PROBLEM STATEMENT. Output all the entries word for word. Omit the pictures.
╭─ SUPPLIED ENTRIES
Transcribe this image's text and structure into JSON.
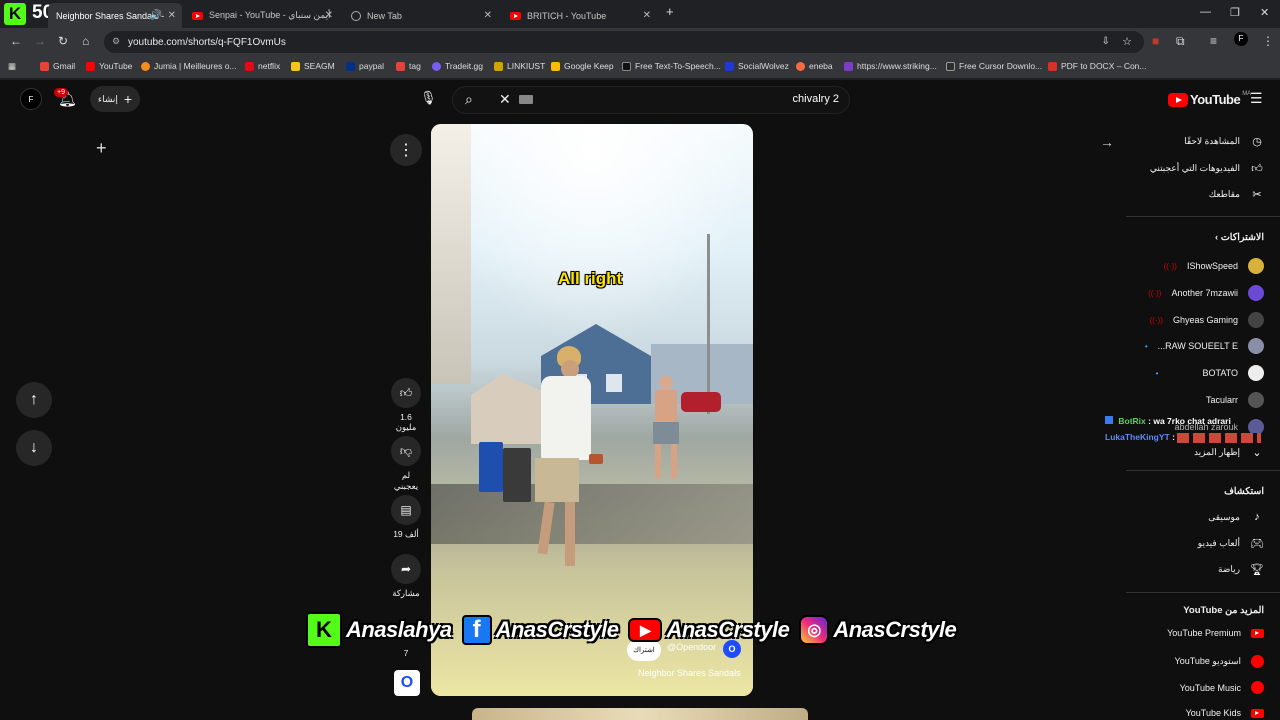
{
  "browser": {
    "kick_count": "50",
    "tabs": [
      {
        "title": "Neighbor Shares Sandals -"
      },
      {
        "title": "Senpai - YouTube - أيمن سنباي"
      },
      {
        "title": "New Tab"
      },
      {
        "title": "BRITICH - YouTube"
      }
    ],
    "url": "youtube.com/shorts/q-FQF1OvmUs",
    "bookmarks": [
      "Gmail",
      "YouTube",
      "Jumia | Meilleures o...",
      "netflix",
      "SEAGM",
      "paypal",
      "tag",
      "Tradeit.gg",
      "LINKIUST",
      "Google Keep",
      "Free Text-To-Speech...",
      "SocialWolvez",
      "eneba",
      "https://www.striking...",
      "Free Cursor Downlo...",
      "PDF to DOCX – Con..."
    ]
  },
  "masthead": {
    "avatar_letter": "F",
    "notif_count": "+9",
    "create_label": "إنشاء",
    "search_value": "chivalry 2",
    "logo_text": "YouTube",
    "region": "MA"
  },
  "video": {
    "caption": "All right",
    "channel": "@Opendoor",
    "subscribe": "اشتراك",
    "title": "Neighbor Shares Sandals"
  },
  "actions": {
    "likes": "1.6 مليون",
    "dislike": "لم يعجبني",
    "comments": "19 ألف",
    "share": "مشاركة",
    "remix_count": "7"
  },
  "sidebar": {
    "top_items": [
      "المشاهدة لاحقًا",
      "الفيديوهات التي أعجبتني",
      "مقاطعك"
    ],
    "subs_title": "الاشتراكات",
    "subs": [
      {
        "name": "IShowSpeed",
        "color": "#d8b13a"
      },
      {
        "name": "Another 7mzawii",
        "color": "#6b4bd6"
      },
      {
        "name": "Ghyeas Gaming",
        "color": "#444444"
      },
      {
        "name": "RAW SOUEELT E...",
        "color": "#8a8fa8"
      },
      {
        "name": "BOTATO",
        "color": "#eeeeee"
      },
      {
        "name": "Tacularr",
        "color": "#555555"
      },
      {
        "name": "abdellah zarouk",
        "color": "#7a7ad0"
      }
    ],
    "show_more": "إظهار المزيد",
    "explore_title": "استكشاف",
    "explore": [
      "موسيقى",
      "ألعاب فيديو",
      "رياضة"
    ],
    "more_title": "المزيد من YouTube",
    "more": [
      "YouTube Premium",
      "استوديو YouTube",
      "YouTube Music",
      "YouTube Kids"
    ]
  },
  "chat": [
    {
      "user": "BotRix",
      "text": ": wa 7rko chat adrari",
      "color": "#5bd35b"
    },
    {
      "user": "LukaTheKingYT",
      "text": " : ",
      "color": "#5e8cf0"
    }
  ],
  "overlay": {
    "kick": "Anaslahya",
    "facebook": "AnasCrstyle",
    "youtube": "AnasCrstyle",
    "instagram": "AnasCrstyle"
  }
}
╰─
SOLUTION.
Transcribe this image's text and structure into JSON.
{
  "browser": {
    "kick_count": "50",
    "tabs": [
      {
        "title": "Neighbor Shares Sandals -"
      },
      {
        "title": "Senpai - YouTube - أيمن سنباي"
      },
      {
        "title": "New Tab"
      },
      {
        "title": "BRITICH - YouTube"
      }
    ],
    "url": "youtube.com/shorts/q-FQF1OvmUs",
    "bookmarks": [
      "Gmail",
      "YouTube",
      "Jumia | Meilleures o...",
      "netflix",
      "SEAGM",
      "paypal",
      "tag",
      "Tradeit.gg",
      "LINKIUST",
      "Google Keep",
      "Free Text-To-Speech...",
      "SocialWolvez",
      "eneba",
      "https://www.striking...",
      "Free Cursor Downlo...",
      "PDF to DOCX – Con..."
    ]
  },
  "masthead": {
    "avatar_letter": "F",
    "notif_count": "+9",
    "create_label": "إنشاء",
    "search_value": "chivalry 2",
    "logo_text": "YouTube",
    "region": "MA"
  },
  "video": {
    "caption": "All right",
    "channel": "@Opendoor",
    "subscribe": "اشتراك",
    "title": "Neighbor Shares Sandals"
  },
  "actions": {
    "likes": "1.6 مليون",
    "dislike": "لم يعجبني",
    "comments": "19 ألف",
    "share": "مشاركة",
    "remix_count": "7"
  },
  "sidebar": {
    "top_items": [
      "المشاهدة لاحقًا",
      "الفيديوهات التي أعجبتني",
      "مقاطعك"
    ],
    "subs_title": "الاشتراكات",
    "subs": [
      {
        "name": "IShowSpeed",
        "color": "#d8b13a"
      },
      {
        "name": "Another 7mzawii",
        "color": "#6b4bd6"
      },
      {
        "name": "Ghyeas Gaming",
        "color": "#444444"
      },
      {
        "name": "RAW SOUEELT E...",
        "color": "#8a8fa8"
      },
      {
        "name": "BOTATO",
        "color": "#eeeeee"
      },
      {
        "name": "Tacularr",
        "color": "#555555"
      },
      {
        "name": "abdellah zarouk",
        "color": "#7a7ad0"
      }
    ],
    "show_more": "إظهار المزيد",
    "explore_title": "استكشاف",
    "explore": [
      "موسيقى",
      "ألعاب فيديو",
      "رياضة"
    ],
    "more_title": "المزيد من YouTube",
    "more": [
      "YouTube Premium",
      "استوديو YouTube",
      "YouTube Music",
      "YouTube Kids"
    ]
  },
  "chat": [
    {
      "user": "BotRix",
      "text": ": wa 7rko chat adrari",
      "color": "#5bd35b"
    },
    {
      "user": "LukaTheKingYT",
      "text": " : ",
      "color": "#5e8cf0"
    }
  ],
  "overlay": {
    "kick": "Anaslahya",
    "facebook": "AnasCrstyle",
    "youtube": "AnasCrstyle",
    "instagram": "AnasCrstyle"
  }
}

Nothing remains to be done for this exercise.